- INSTRUÇÃO
Retome o texto sobre a admissibilidade do recurso de revista a partir de onde ele termina.

- TRECHO DO TEXTO
□ □ □ □

O posicionamento da súmula em questão deixa clara a independência entre os juízos de admissibilidade “a quo” e “ad quem”. Isso significa dizer que o exame pelo TRT da admissibilidade do recurso de revista não vincula o TST, que terá, novamente, de apreciar os pressupostos recursais e conhecer ou não do recurso.

 

Com isso, ao entender o recurso cabível por um dos fundamentos recursais, o tribunal regional poderá deixar de examinar os demais, já que o recurso será remetido ao tribunal superior que terá a incumbência de, novamente, fazer tal análise. A contrário senso, se entender incabível por algum dos fundamentos, deve, obrigatoriamente, examinar os demais, até que ou admita o recurso ou o “tranque”, em razão do descabimento por todas as matérias apresentadas. Esse juízo precário, portanto, tem como principal finalidade a filtragem dos recursos, deixando de admitir aqueles em que nenhuma das matérias demonstre-se apta ao seu cabimento para, em tese, limitar os julgamentos pela instância extraordinária. Mesmo nessa hipótese, todavia, cabe à parte a insurgência por meio de agravo de instrumento, o que obrigatoriamente submeterá a questão ao tribunal superior, tornando, desta forma, questionável a eficácia do juízo de admissibilidade realizado  pelo tribunal “a quo” como limitador quantitativo de recursos encaminhados  ao TST.

□ □ □ □

Anotações das caixas de elementos:
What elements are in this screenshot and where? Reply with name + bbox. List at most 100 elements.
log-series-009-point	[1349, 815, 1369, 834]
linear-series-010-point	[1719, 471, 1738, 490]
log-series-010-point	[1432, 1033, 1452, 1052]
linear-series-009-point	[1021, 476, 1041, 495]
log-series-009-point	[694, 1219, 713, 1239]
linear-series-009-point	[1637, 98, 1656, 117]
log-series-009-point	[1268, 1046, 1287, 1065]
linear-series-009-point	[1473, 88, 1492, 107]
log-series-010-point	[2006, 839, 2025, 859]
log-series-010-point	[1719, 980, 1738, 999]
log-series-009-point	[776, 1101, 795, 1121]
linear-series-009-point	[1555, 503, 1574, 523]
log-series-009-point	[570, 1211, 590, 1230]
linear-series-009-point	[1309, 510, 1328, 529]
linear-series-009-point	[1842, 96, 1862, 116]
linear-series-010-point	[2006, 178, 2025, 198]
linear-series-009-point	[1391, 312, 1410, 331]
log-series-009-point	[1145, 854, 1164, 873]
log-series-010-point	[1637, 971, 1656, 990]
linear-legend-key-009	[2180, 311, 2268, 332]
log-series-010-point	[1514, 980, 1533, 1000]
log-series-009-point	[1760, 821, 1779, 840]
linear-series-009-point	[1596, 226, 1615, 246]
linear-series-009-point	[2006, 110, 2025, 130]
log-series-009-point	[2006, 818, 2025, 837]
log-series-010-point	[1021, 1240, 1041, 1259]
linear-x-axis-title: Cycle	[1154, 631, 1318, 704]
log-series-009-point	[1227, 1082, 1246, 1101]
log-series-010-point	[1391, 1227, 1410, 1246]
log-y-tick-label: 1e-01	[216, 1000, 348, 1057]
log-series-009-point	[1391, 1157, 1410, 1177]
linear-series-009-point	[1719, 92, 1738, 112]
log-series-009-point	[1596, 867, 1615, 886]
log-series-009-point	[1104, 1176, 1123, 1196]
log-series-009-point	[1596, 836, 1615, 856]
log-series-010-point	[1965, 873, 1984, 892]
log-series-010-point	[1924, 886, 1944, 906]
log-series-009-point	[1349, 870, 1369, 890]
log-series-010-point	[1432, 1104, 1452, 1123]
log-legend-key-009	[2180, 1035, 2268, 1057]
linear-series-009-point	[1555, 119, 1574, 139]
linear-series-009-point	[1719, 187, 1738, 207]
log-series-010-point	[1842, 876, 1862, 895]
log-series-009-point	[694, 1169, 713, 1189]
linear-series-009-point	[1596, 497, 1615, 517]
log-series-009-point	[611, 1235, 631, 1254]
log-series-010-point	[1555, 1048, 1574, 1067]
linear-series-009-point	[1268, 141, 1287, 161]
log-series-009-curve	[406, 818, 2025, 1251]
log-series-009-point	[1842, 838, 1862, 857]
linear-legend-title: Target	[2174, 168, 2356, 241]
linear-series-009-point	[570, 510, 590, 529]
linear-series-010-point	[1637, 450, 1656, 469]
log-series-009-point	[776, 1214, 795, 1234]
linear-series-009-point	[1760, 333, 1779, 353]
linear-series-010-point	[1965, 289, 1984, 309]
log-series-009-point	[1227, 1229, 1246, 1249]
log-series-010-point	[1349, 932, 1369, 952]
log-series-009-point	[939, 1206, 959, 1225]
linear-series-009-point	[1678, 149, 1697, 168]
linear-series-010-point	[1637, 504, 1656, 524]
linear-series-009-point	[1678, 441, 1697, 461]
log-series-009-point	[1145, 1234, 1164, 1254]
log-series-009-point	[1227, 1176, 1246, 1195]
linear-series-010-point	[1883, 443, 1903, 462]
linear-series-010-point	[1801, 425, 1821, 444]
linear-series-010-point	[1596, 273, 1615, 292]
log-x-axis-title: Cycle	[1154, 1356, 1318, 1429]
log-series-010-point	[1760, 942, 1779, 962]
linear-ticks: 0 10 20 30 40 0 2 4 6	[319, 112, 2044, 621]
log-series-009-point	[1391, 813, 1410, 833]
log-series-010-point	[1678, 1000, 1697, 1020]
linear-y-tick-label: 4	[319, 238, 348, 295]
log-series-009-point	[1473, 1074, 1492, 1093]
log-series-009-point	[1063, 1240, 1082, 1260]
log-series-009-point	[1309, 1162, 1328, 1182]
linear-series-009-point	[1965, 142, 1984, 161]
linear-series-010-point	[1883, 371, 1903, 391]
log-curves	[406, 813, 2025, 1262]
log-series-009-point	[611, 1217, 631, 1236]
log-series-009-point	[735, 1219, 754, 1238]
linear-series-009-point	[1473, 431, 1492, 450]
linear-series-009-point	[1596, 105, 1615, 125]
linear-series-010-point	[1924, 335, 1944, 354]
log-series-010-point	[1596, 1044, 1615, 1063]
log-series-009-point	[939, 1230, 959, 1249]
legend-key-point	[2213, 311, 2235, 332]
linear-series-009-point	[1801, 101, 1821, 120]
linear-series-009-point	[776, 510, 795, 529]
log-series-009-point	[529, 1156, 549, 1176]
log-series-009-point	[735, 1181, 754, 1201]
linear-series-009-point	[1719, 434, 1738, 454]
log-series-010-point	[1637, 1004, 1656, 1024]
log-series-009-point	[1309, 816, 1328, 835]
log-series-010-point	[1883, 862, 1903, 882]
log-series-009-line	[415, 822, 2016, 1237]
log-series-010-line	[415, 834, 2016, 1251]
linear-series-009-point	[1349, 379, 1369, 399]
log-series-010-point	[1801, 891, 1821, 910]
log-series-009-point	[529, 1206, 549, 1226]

□ □ □ □

- RESULTADO ABAIXO
 

SÚMULA 296 – RECURSO. DIVERGÊNCIA JURISPRUDENCIAL. ESPECIFICIDADE (incorporada a Orientação Jurisprudencial nº 37 da SBDI-1) - Res. 129/2005, DJ 20, 22 e 25.04.2005.

I - A divergência jurisprudencial ensejadora da admissibilidade, do prosseguimento e do conhecimento do recurso há de ser específica, revelando a existência de teses diversas na interpretação de um mesmo dispositivo legal, embora idênticos os fatos que as ensejaram. (ex-Súmula nº 296 - Res. 6/1989, DJ 19.04.1989)

II - (...)

 

A questão da especificidade da divergência jurisprudencial é deveras polêmica, tendo em vista possibilitar, no exame de tal fundamento, um alto grau de subjetividade ao julgador para não admitir o recurso. A expressão “fatos idênticos”, apontada no item I da referida súmula, autoriza que, em  uma interpretação restritiva, seja praticamente impossível de se conhecer de um recurso de revista por divergência jurisprudencial, na medida em que, salvo em processos repetitivos contra uma mesma reclamada, os fatos serão equivalentes, análogos, semelhantes, mas, dificilmente, idênticos.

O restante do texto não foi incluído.